• **LISTING**

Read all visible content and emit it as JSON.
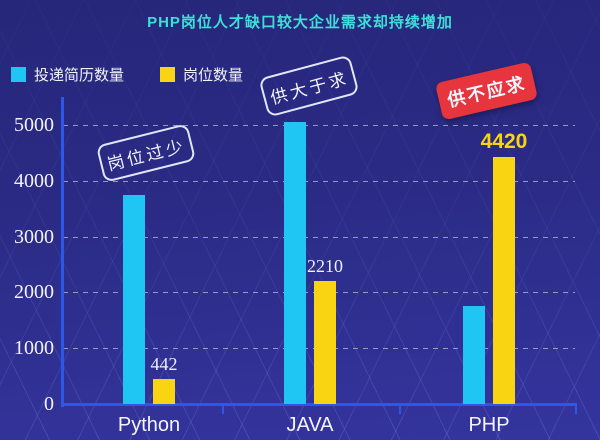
{
  "title": "PHP岗位人才缺口较大企业需求却持续增加",
  "legend": {
    "items": [
      {
        "label": "投递简历数量",
        "color": "#1fc6f3"
      },
      {
        "label": "岗位数量",
        "color": "#f8d412"
      }
    ]
  },
  "annotations": {
    "python_badge": "岗位过少",
    "java_badge": "供大于求",
    "php_badge": "供不应求"
  },
  "chart_data": {
    "type": "bar",
    "title": "PHP岗位人才缺口较大企业需求却持续增加",
    "categories": [
      "Python",
      "JAVA",
      "PHP"
    ],
    "series": [
      {
        "name": "投递简历数量",
        "color": "#1fc6f3",
        "values": [
          3750,
          5050,
          1750
        ]
      },
      {
        "name": "岗位数量",
        "color": "#f8d412",
        "values": [
          442,
          2210,
          4420
        ]
      }
    ],
    "bar_labels": [
      "442",
      "2210",
      "4420"
    ],
    "highlight_label_index": 2,
    "yticks": [
      0,
      1000,
      2000,
      3000,
      4000,
      5000
    ],
    "ylim": [
      0,
      5200
    ],
    "xlabel": "",
    "ylabel": "",
    "grid": "dashed-horizontal",
    "legend_position": "top-left",
    "annotations": [
      {
        "text": "岗位过少",
        "target": "Python",
        "style": "outlined-rotated"
      },
      {
        "text": "供大于求",
        "target": "JAVA",
        "style": "outlined-rotated"
      },
      {
        "text": "供不应求",
        "target": "PHP",
        "style": "red-badge-rotated"
      }
    ]
  },
  "colors": {
    "background_top": "#26267a",
    "background_bottom": "#34349e",
    "title_text": "#3ce0d6",
    "series_resumes": "#1fc6f3",
    "series_jobs": "#f8d412",
    "axis_line": "#2c58ea",
    "badge_red": "#e6353c",
    "tick_text": "#f2f2fa"
  }
}
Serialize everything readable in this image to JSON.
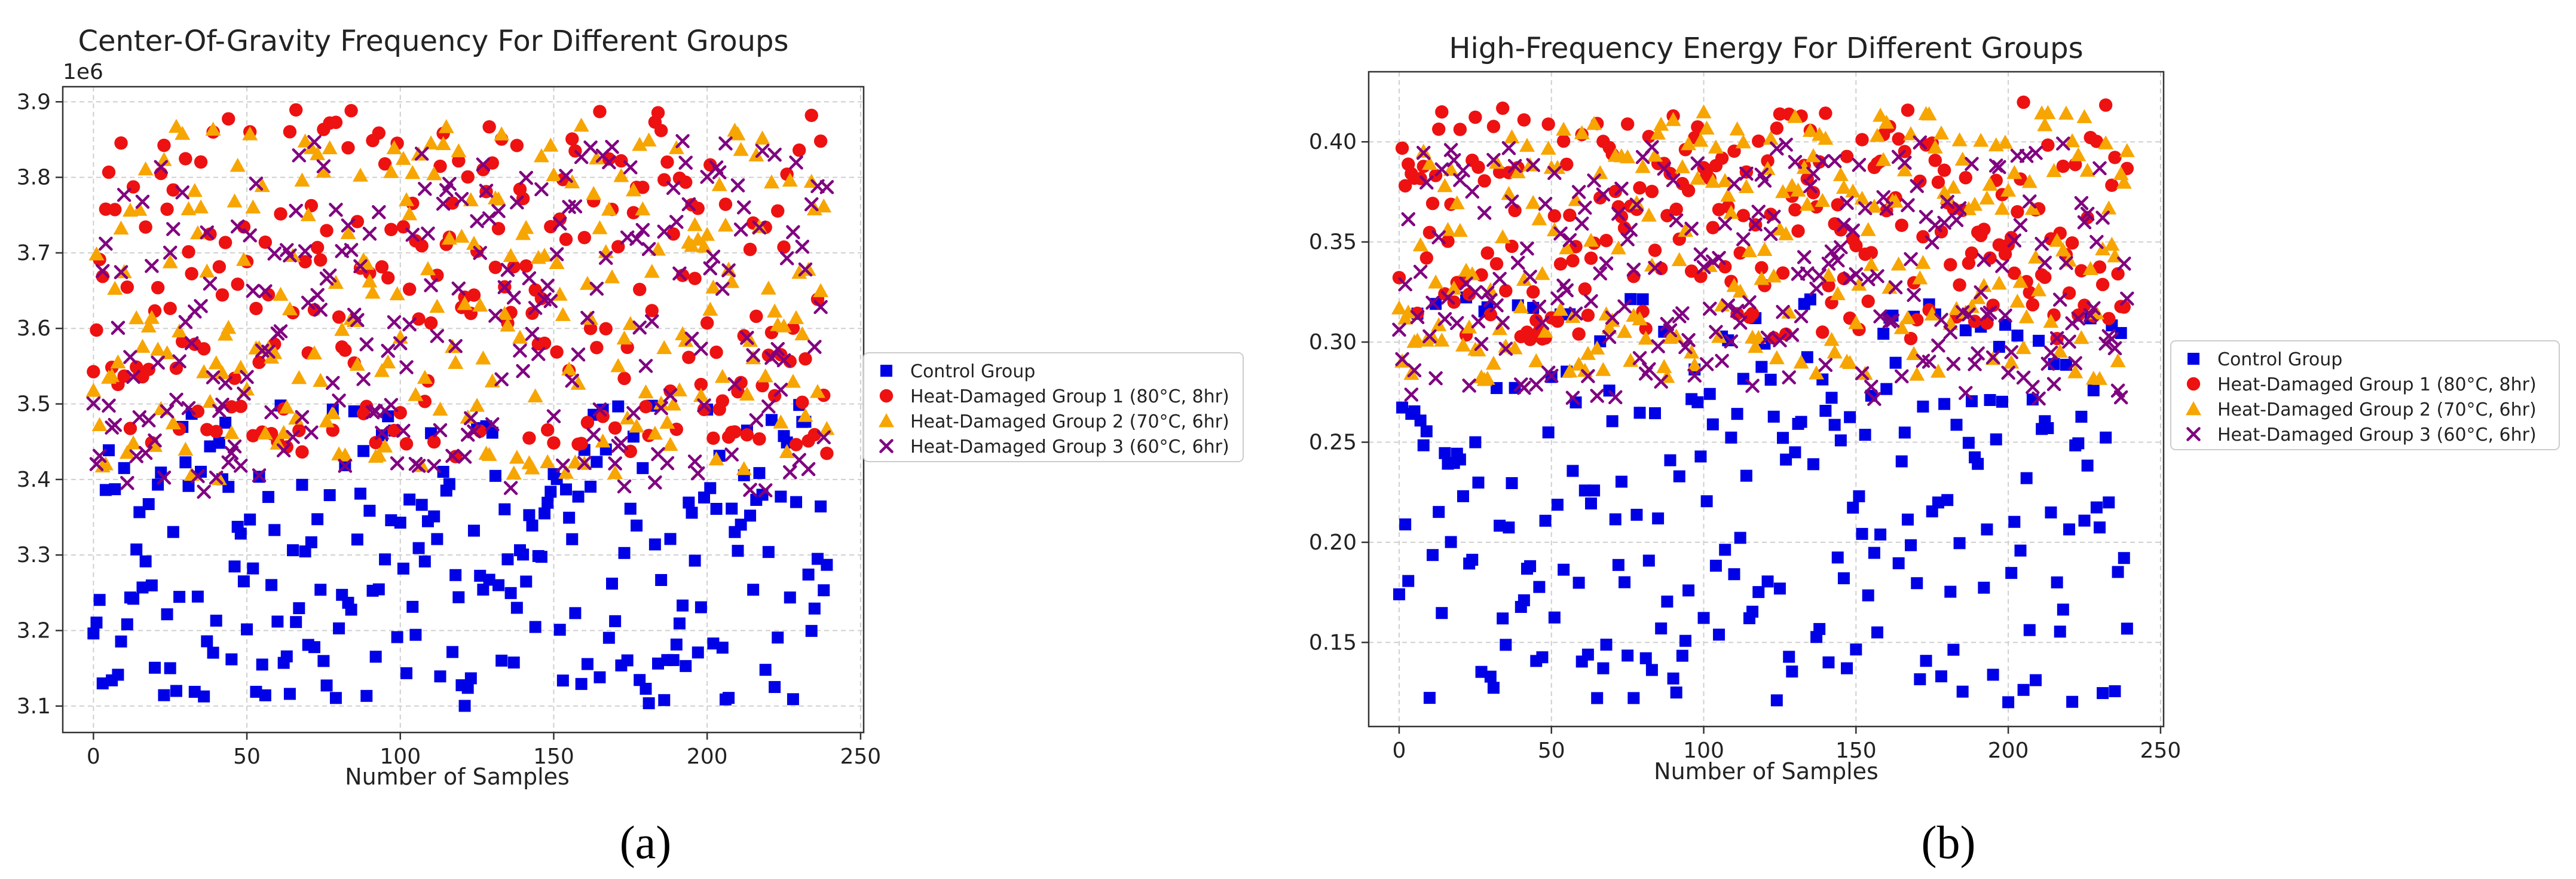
{
  "chart_data": [
    {
      "type": "scatter",
      "title": "Center-Of-Gravity Frequency For Different Groups",
      "xlabel": "Number of Samples",
      "ylabel": "",
      "offset_label": "1e6",
      "xlim": [
        -10,
        251
      ],
      "ylim": [
        3.065,
        3.92
      ],
      "xticks": [
        0,
        50,
        100,
        150,
        200,
        250
      ],
      "xtick_labels": [
        "0",
        "50",
        "100",
        "150",
        "200",
        "250"
      ],
      "yticks": [
        3.1,
        3.2,
        3.3,
        3.4,
        3.5,
        3.6,
        3.7,
        3.8,
        3.9
      ],
      "ytick_labels": [
        "3.1",
        "3.2",
        "3.3",
        "3.4",
        "3.5",
        "3.6",
        "3.7",
        "3.8",
        "3.9"
      ],
      "n_points": 240,
      "grid": true,
      "legend_position": "right-outside",
      "caption": "(a)",
      "series": [
        {
          "name": "Control Group",
          "marker": "square",
          "color": "#0000e6",
          "range": [
            3.1,
            3.5
          ],
          "seed": 11
        },
        {
          "name": "Heat-Damaged Group 1 (80°C, 8hr)",
          "marker": "circle",
          "color": "#ee1111",
          "range": [
            3.43,
            3.89
          ],
          "seed": 23
        },
        {
          "name": "Heat-Damaged Group 2 (70°C, 6hr)",
          "marker": "triangle",
          "color": "#f7a500",
          "range": [
            3.4,
            3.87
          ],
          "seed": 37
        },
        {
          "name": "Heat-Damaged Group 3 (60°C, 6hr)",
          "marker": "x",
          "color": "#800080",
          "range": [
            3.38,
            3.85
          ],
          "seed": 53
        }
      ]
    },
    {
      "type": "scatter",
      "title": "High-Frequency Energy For Different Groups",
      "xlabel": "Number of Samples",
      "ylabel": "",
      "offset_label": "",
      "xlim": [
        -10,
        251
      ],
      "ylim": [
        0.108,
        0.435
      ],
      "xticks": [
        0,
        50,
        100,
        150,
        200,
        250
      ],
      "xtick_labels": [
        "0",
        "50",
        "100",
        "150",
        "200",
        "250"
      ],
      "yticks": [
        0.15,
        0.2,
        0.25,
        0.3,
        0.35,
        0.4
      ],
      "ytick_labels": [
        "0.15",
        "0.20",
        "0.25",
        "0.30",
        "0.35",
        "0.40"
      ],
      "n_points": 240,
      "grid": true,
      "legend_position": "right-outside",
      "caption": "(b)",
      "series": [
        {
          "name": "Control Group",
          "marker": "square",
          "color": "#0000e6",
          "range": [
            0.12,
            0.325
          ],
          "seed": 71
        },
        {
          "name": "Heat-Damaged Group 1 (80°C, 8hr)",
          "marker": "circle",
          "color": "#ee1111",
          "range": [
            0.3,
            0.42
          ],
          "seed": 83
        },
        {
          "name": "Heat-Damaged Group 2 (70°C, 6hr)",
          "marker": "triangle",
          "color": "#f7a500",
          "range": [
            0.28,
            0.415
          ],
          "seed": 97
        },
        {
          "name": "Heat-Damaged Group 3 (60°C, 6hr)",
          "marker": "x",
          "color": "#800080",
          "range": [
            0.27,
            0.4
          ],
          "seed": 109
        }
      ]
    }
  ]
}
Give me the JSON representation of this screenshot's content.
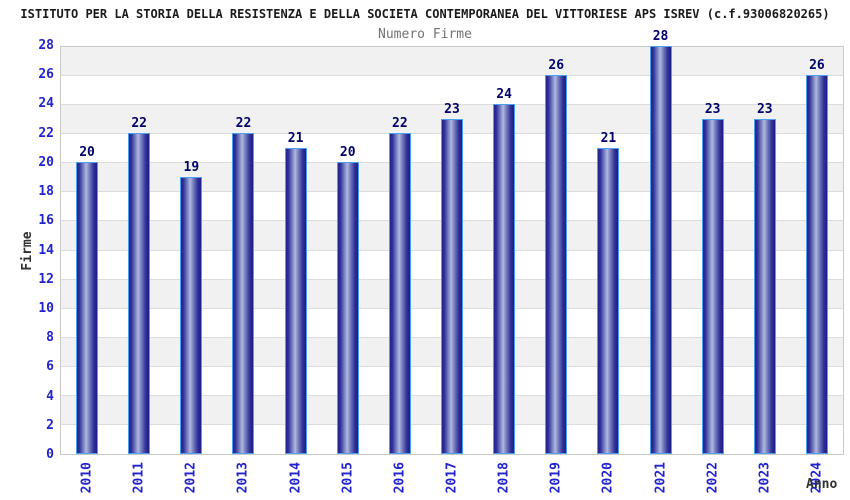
{
  "header": {
    "title": "ISTITUTO PER LA STORIA DELLA RESISTENZA E DELLA SOCIETA CONTEMPORANEA DEL VITTORIESE APS ISREV (c.f.93006820265)"
  },
  "chart_data": {
    "type": "bar",
    "title": "Numero Firme",
    "xlabel": "Anno",
    "ylabel": "Firme",
    "categories": [
      "2010",
      "2011",
      "2012",
      "2013",
      "2014",
      "2015",
      "2016",
      "2017",
      "2018",
      "2019",
      "2020",
      "2021",
      "2022",
      "2023",
      "2024"
    ],
    "values": [
      20,
      22,
      19,
      22,
      21,
      20,
      22,
      23,
      24,
      26,
      21,
      28,
      23,
      23,
      26
    ],
    "ylim": [
      0,
      28
    ],
    "ytick_step": 2,
    "grid": true,
    "legend": "none",
    "band_colors": {
      "gray": "#f1f1f1",
      "white": "#ffffff"
    },
    "colors": {
      "bar_edge": "#4da0f0",
      "bar_dark": "#23238c",
      "bar_light": "#b0b8e2",
      "tick_label": "#2323cd",
      "value_label": "#00006b",
      "title": "#737373",
      "header": "#1a1a1a",
      "axis_label": "#303030",
      "gridline": "#dcdcdc",
      "plot_border": "#c9c9c9"
    }
  }
}
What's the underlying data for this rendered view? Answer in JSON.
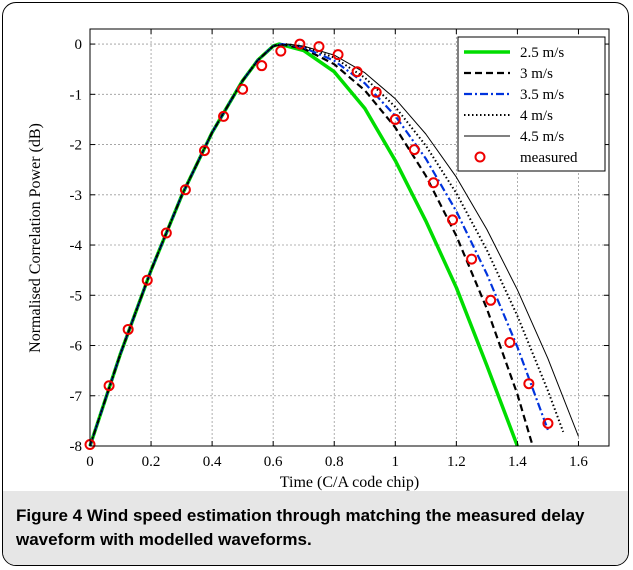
{
  "caption": {
    "label": "Figure 4",
    "text": " Wind speed estimation through matching the measured delay waveform with modelled waveforms."
  },
  "chart_data": {
    "type": "line",
    "xlabel": "Time (C/A code chip)",
    "ylabel": "Normalised Correlation Power (dB)",
    "xlim": [
      0,
      1.7
    ],
    "ylim": [
      -8,
      0.3
    ],
    "xticks": [
      0,
      0.2,
      0.4,
      0.6,
      0.8,
      1,
      1.2,
      1.4,
      1.6
    ],
    "xtick_labels": [
      "0",
      "0.2",
      "0.4",
      "0.6",
      "0.8",
      "1",
      "1.2",
      "1.4",
      "1.6"
    ],
    "yticks": [
      0,
      -1,
      -2,
      -3,
      -4,
      -5,
      -6,
      -7,
      -8
    ],
    "ytick_labels": [
      "0",
      "-1",
      "-2",
      "-3",
      "-4",
      "-5",
      "-6",
      "-7",
      "-8"
    ],
    "grid": true,
    "legend_position": "top-right",
    "series": [
      {
        "name": "2.5 m/s",
        "color": "#00dd00",
        "style": "solid-thick",
        "x": [
          0,
          0.1,
          0.2,
          0.3,
          0.4,
          0.5,
          0.55,
          0.6,
          0.62,
          0.7,
          0.8,
          0.9,
          1.0,
          1.1,
          1.2,
          1.3,
          1.4
        ],
        "y": [
          -8,
          -6.16,
          -4.5,
          -3.02,
          -1.76,
          -0.73,
          -0.32,
          -0.04,
          0,
          -0.13,
          -0.55,
          -1.28,
          -2.32,
          -3.52,
          -4.85,
          -6.4,
          -8.0
        ]
      },
      {
        "name": "3 m/s",
        "color": "#000000",
        "style": "dashed",
        "x": [
          0,
          0.1,
          0.2,
          0.3,
          0.4,
          0.5,
          0.55,
          0.6,
          0.62,
          0.7,
          0.8,
          0.9,
          1.0,
          1.1,
          1.2,
          1.3,
          1.4,
          1.45
        ],
        "y": [
          -8,
          -6.16,
          -4.5,
          -3.02,
          -1.76,
          -0.73,
          -0.32,
          -0.04,
          0,
          -0.09,
          -0.4,
          -0.92,
          -1.66,
          -2.62,
          -3.82,
          -5.27,
          -6.97,
          -8.0
        ]
      },
      {
        "name": "3.5 m/s",
        "color": "#0033dd",
        "style": "dashdot",
        "x": [
          0,
          0.1,
          0.2,
          0.3,
          0.4,
          0.5,
          0.55,
          0.6,
          0.63,
          0.7,
          0.8,
          0.9,
          1.0,
          1.1,
          1.2,
          1.3,
          1.4,
          1.5
        ],
        "y": [
          -8,
          -6.16,
          -4.5,
          -3.02,
          -1.76,
          -0.73,
          -0.32,
          -0.04,
          0,
          -0.07,
          -0.33,
          -0.78,
          -1.43,
          -2.28,
          -3.33,
          -4.58,
          -6.03,
          -7.68
        ]
      },
      {
        "name": "4 m/s",
        "color": "#000000",
        "style": "dotted",
        "x": [
          0,
          0.1,
          0.2,
          0.3,
          0.4,
          0.5,
          0.55,
          0.6,
          0.64,
          0.7,
          0.8,
          0.9,
          1.0,
          1.1,
          1.2,
          1.3,
          1.4,
          1.5,
          1.55
        ],
        "y": [
          -8,
          -6.16,
          -4.5,
          -3.02,
          -1.76,
          -0.73,
          -0.32,
          -0.04,
          0,
          -0.05,
          -0.27,
          -0.67,
          -1.25,
          -2.02,
          -2.97,
          -4.1,
          -5.41,
          -6.9,
          -7.72
        ]
      },
      {
        "name": "4.5 m/s",
        "color": "#000000",
        "style": "solid-thin",
        "x": [
          0,
          0.1,
          0.2,
          0.3,
          0.4,
          0.5,
          0.55,
          0.6,
          0.65,
          0.7,
          0.8,
          0.9,
          1.0,
          1.1,
          1.2,
          1.3,
          1.4,
          1.5,
          1.6
        ],
        "y": [
          -8,
          -6.16,
          -4.5,
          -3.02,
          -1.76,
          -0.73,
          -0.32,
          -0.04,
          0,
          -0.04,
          -0.22,
          -0.57,
          -1.09,
          -1.79,
          -2.65,
          -3.69,
          -4.89,
          -6.26,
          -7.81
        ]
      },
      {
        "name": "measured",
        "color": "#ee0000",
        "style": "circle-markers",
        "x": [
          0,
          0.0625,
          0.125,
          0.1875,
          0.25,
          0.3125,
          0.375,
          0.4375,
          0.5,
          0.5625,
          0.625,
          0.6875,
          0.75,
          0.8125,
          0.875,
          0.9375,
          1.0,
          1.0625,
          1.125,
          1.1875,
          1.25,
          1.3125,
          1.375,
          1.4375,
          1.5
        ],
        "y": [
          -7.97,
          -6.8,
          -5.68,
          -4.7,
          -3.76,
          -2.9,
          -2.12,
          -1.44,
          -0.9,
          -0.43,
          -0.14,
          0,
          -0.05,
          -0.21,
          -0.55,
          -0.96,
          -1.5,
          -2.1,
          -2.76,
          -3.5,
          -4.28,
          -5.1,
          -5.94,
          -6.76,
          -7.55
        ]
      }
    ]
  }
}
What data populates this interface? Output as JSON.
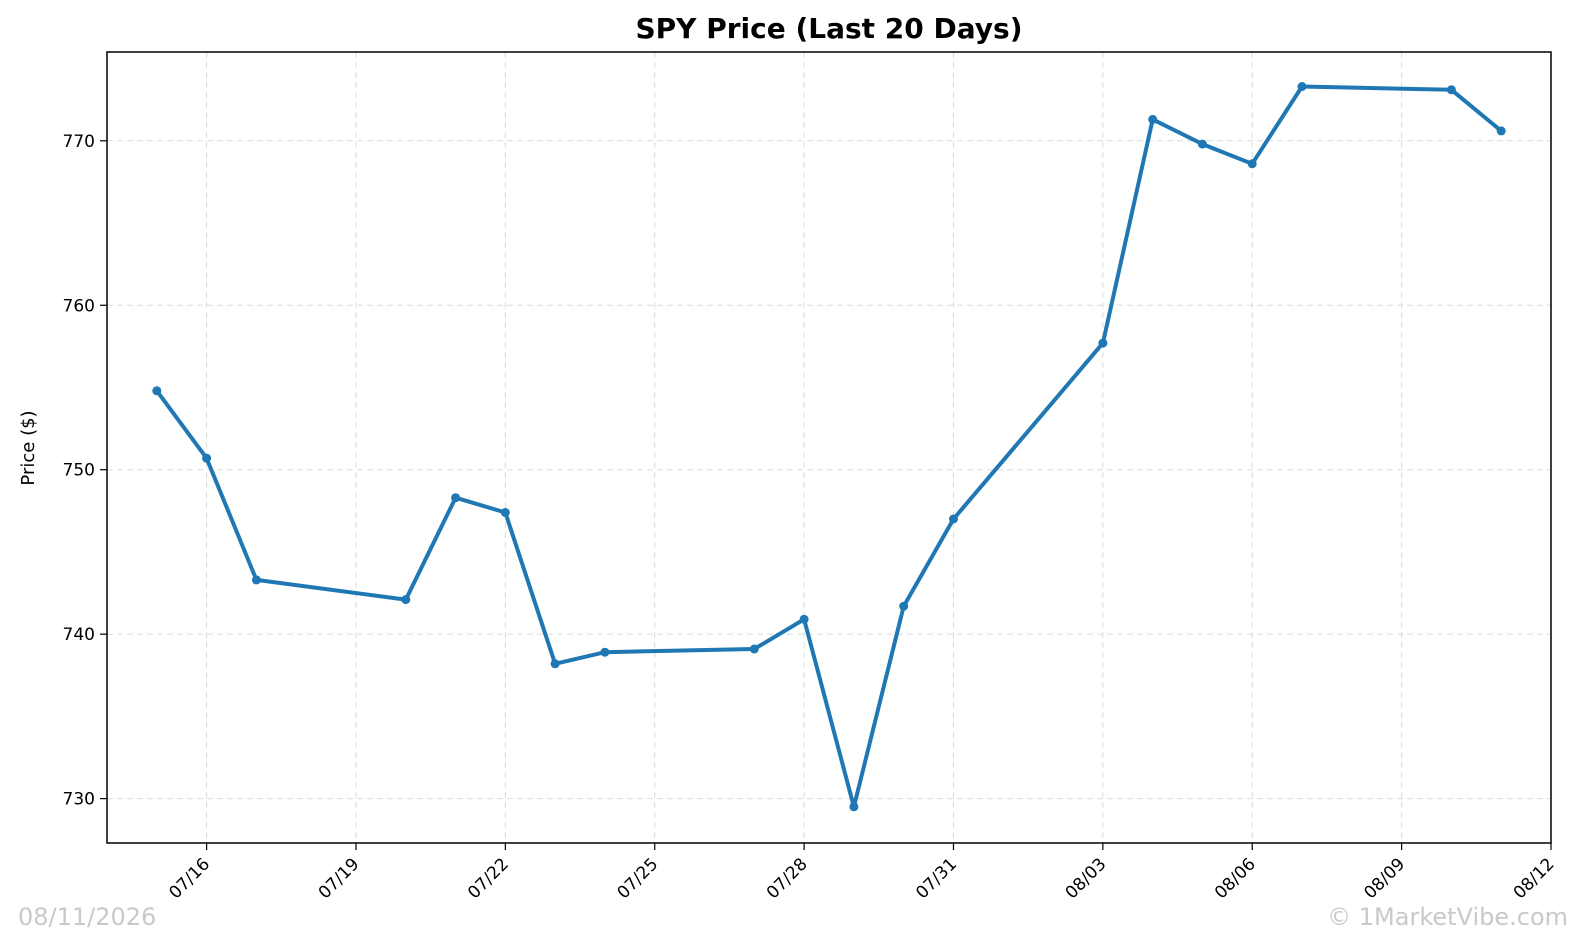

• **WORK INSTRUCTIONS**
Search the data above for lines holding "ylabel" and copy each of them.

• **THE SOLUTION**
    "ylabel": "",
      "ylabel": "",
      "ylabel": "",
    "ylabel": "Firme",
    "ylabel": "Normalised Correlation Power (dB)",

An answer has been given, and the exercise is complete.